## Begin INPUT ROWS
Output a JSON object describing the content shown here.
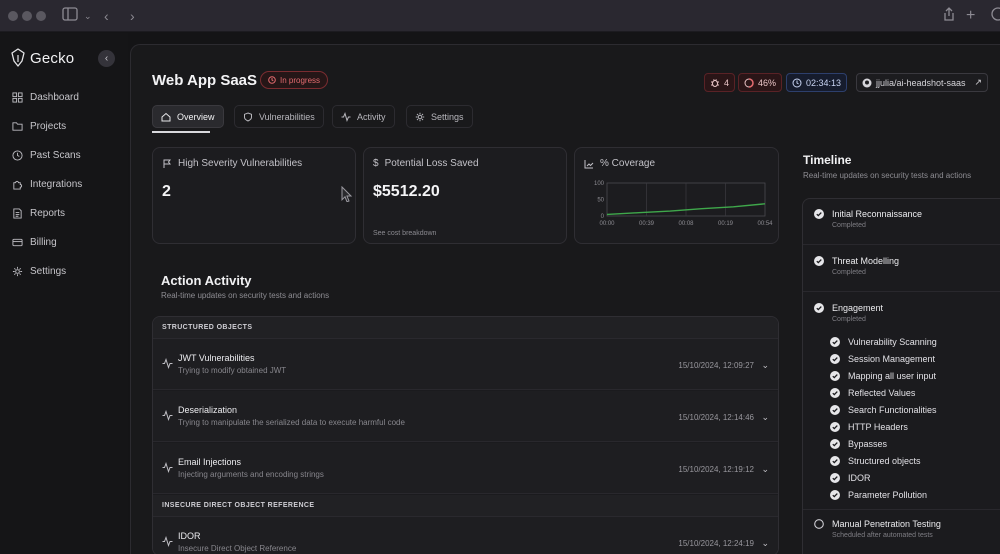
{
  "sidebar": {
    "app_name": "Gecko",
    "items": [
      {
        "label": "Dashboard",
        "icon": "grid-icon"
      },
      {
        "label": "Projects",
        "icon": "folder-icon"
      },
      {
        "label": "Past Scans",
        "icon": "clock-icon"
      },
      {
        "label": "Integrations",
        "icon": "puzzle-icon"
      },
      {
        "label": "Reports",
        "icon": "document-icon"
      },
      {
        "label": "Billing",
        "icon": "credit-card-icon"
      },
      {
        "label": "Settings",
        "icon": "gear-icon"
      }
    ]
  },
  "header": {
    "title": "Web App SaaS",
    "status": "In progress",
    "bug_count": "4",
    "progress": "46%",
    "timer": "02:34:13",
    "repo": "jjulia/ai-headshot-saas"
  },
  "tabs": [
    {
      "label": "Overview",
      "active": true
    },
    {
      "label": "Vulnerabilities",
      "active": false
    },
    {
      "label": "Activity",
      "active": false
    },
    {
      "label": "Settings",
      "active": false
    }
  ],
  "cards": {
    "severity": {
      "label": "High Severity Vulnerabilities",
      "value": "2"
    },
    "loss": {
      "label": "Potential Loss Saved",
      "value": "$5512.20",
      "note": "See cost breakdown"
    },
    "coverage": {
      "label": "% Coverage"
    }
  },
  "chart_data": {
    "type": "line",
    "title": "",
    "x": [
      "00:00",
      "00:39",
      "00:08",
      "00:19",
      "00:54"
    ],
    "y_ticks": [
      "100",
      "50",
      "0"
    ],
    "ylim": [
      0,
      100
    ],
    "series": [
      {
        "values": [
          5,
          10,
          15,
          22,
          28,
          37
        ]
      }
    ],
    "grid": true,
    "line_color": "#3fa84b"
  },
  "activity": {
    "title": "Action Activity",
    "subtitle": "Real-time updates on security tests and actions",
    "groups": [
      {
        "header": "STRUCTURED OBJECTS",
        "items": [
          {
            "title": "JWT Vulnerabilities",
            "desc": "Trying to modify obtained JWT",
            "time": "15/10/2024, 12:09:27"
          },
          {
            "title": "Deserialization",
            "desc": "Trying to manipulate the serialized data to execute harmful code",
            "time": "15/10/2024, 12:14:46"
          },
          {
            "title": "Email Injections",
            "desc": "Injecting arguments and encoding strings",
            "time": "15/10/2024, 12:19:12"
          }
        ]
      },
      {
        "header": "INSECURE DIRECT OBJECT REFERENCE",
        "items": [
          {
            "title": "IDOR",
            "desc": "Insecure Direct Object Reference",
            "time": "15/10/2024, 12:24:19"
          }
        ]
      }
    ]
  },
  "timeline": {
    "title": "Timeline",
    "subtitle": "Real-time updates on security tests and actions",
    "steps": [
      {
        "title": "Initial Reconnaissance",
        "status": "Completed"
      },
      {
        "title": "Threat Modelling",
        "status": "Completed"
      },
      {
        "title": "Engagement",
        "status": "Completed"
      },
      {
        "title": "Manual Penetration Testing",
        "status": "Scheduled after automated tests"
      }
    ],
    "sub_steps": [
      "Vulnerability Scanning",
      "Session Management",
      "Mapping all user input",
      "Reflected Values",
      "Search Functionalities",
      "HTTP Headers",
      "Bypasses",
      "Structured objects",
      "IDOR",
      "Parameter Pollution"
    ]
  }
}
## End INPUT ROWS
SET TASK:
Word for word, quote the lines above. Omit the pictures.

EXERCISE SOLUTION:
Output a JSON object describing the content shown here.
{
  "sidebar": {
    "app_name": "Gecko",
    "items": [
      {
        "label": "Dashboard",
        "icon": "grid-icon"
      },
      {
        "label": "Projects",
        "icon": "folder-icon"
      },
      {
        "label": "Past Scans",
        "icon": "clock-icon"
      },
      {
        "label": "Integrations",
        "icon": "puzzle-icon"
      },
      {
        "label": "Reports",
        "icon": "document-icon"
      },
      {
        "label": "Billing",
        "icon": "credit-card-icon"
      },
      {
        "label": "Settings",
        "icon": "gear-icon"
      }
    ]
  },
  "header": {
    "title": "Web App SaaS",
    "status": "In progress",
    "bug_count": "4",
    "progress": "46%",
    "timer": "02:34:13",
    "repo": "jjulia/ai-headshot-saas"
  },
  "tabs": [
    {
      "label": "Overview",
      "active": true
    },
    {
      "label": "Vulnerabilities",
      "active": false
    },
    {
      "label": "Activity",
      "active": false
    },
    {
      "label": "Settings",
      "active": false
    }
  ],
  "cards": {
    "severity": {
      "label": "High Severity Vulnerabilities",
      "value": "2"
    },
    "loss": {
      "label": "Potential Loss Saved",
      "value": "$5512.20",
      "note": "See cost breakdown"
    },
    "coverage": {
      "label": "% Coverage"
    }
  },
  "chart_data": {
    "type": "line",
    "title": "",
    "x": [
      "00:00",
      "00:39",
      "00:08",
      "00:19",
      "00:54"
    ],
    "y_ticks": [
      "100",
      "50",
      "0"
    ],
    "ylim": [
      0,
      100
    ],
    "series": [
      {
        "values": [
          5,
          10,
          15,
          22,
          28,
          37
        ]
      }
    ],
    "grid": true,
    "line_color": "#3fa84b"
  },
  "activity": {
    "title": "Action Activity",
    "subtitle": "Real-time updates on security tests and actions",
    "groups": [
      {
        "header": "STRUCTURED OBJECTS",
        "items": [
          {
            "title": "JWT Vulnerabilities",
            "desc": "Trying to modify obtained JWT",
            "time": "15/10/2024, 12:09:27"
          },
          {
            "title": "Deserialization",
            "desc": "Trying to manipulate the serialized data to execute harmful code",
            "time": "15/10/2024, 12:14:46"
          },
          {
            "title": "Email Injections",
            "desc": "Injecting arguments and encoding strings",
            "time": "15/10/2024, 12:19:12"
          }
        ]
      },
      {
        "header": "INSECURE DIRECT OBJECT REFERENCE",
        "items": [
          {
            "title": "IDOR",
            "desc": "Insecure Direct Object Reference",
            "time": "15/10/2024, 12:24:19"
          }
        ]
      }
    ]
  },
  "timeline": {
    "title": "Timeline",
    "subtitle": "Real-time updates on security tests and actions",
    "steps": [
      {
        "title": "Initial Reconnaissance",
        "status": "Completed"
      },
      {
        "title": "Threat Modelling",
        "status": "Completed"
      },
      {
        "title": "Engagement",
        "status": "Completed"
      },
      {
        "title": "Manual Penetration Testing",
        "status": "Scheduled after automated tests"
      }
    ],
    "sub_steps": [
      "Vulnerability Scanning",
      "Session Management",
      "Mapping all user input",
      "Reflected Values",
      "Search Functionalities",
      "HTTP Headers",
      "Bypasses",
      "Structured objects",
      "IDOR",
      "Parameter Pollution"
    ]
  }
}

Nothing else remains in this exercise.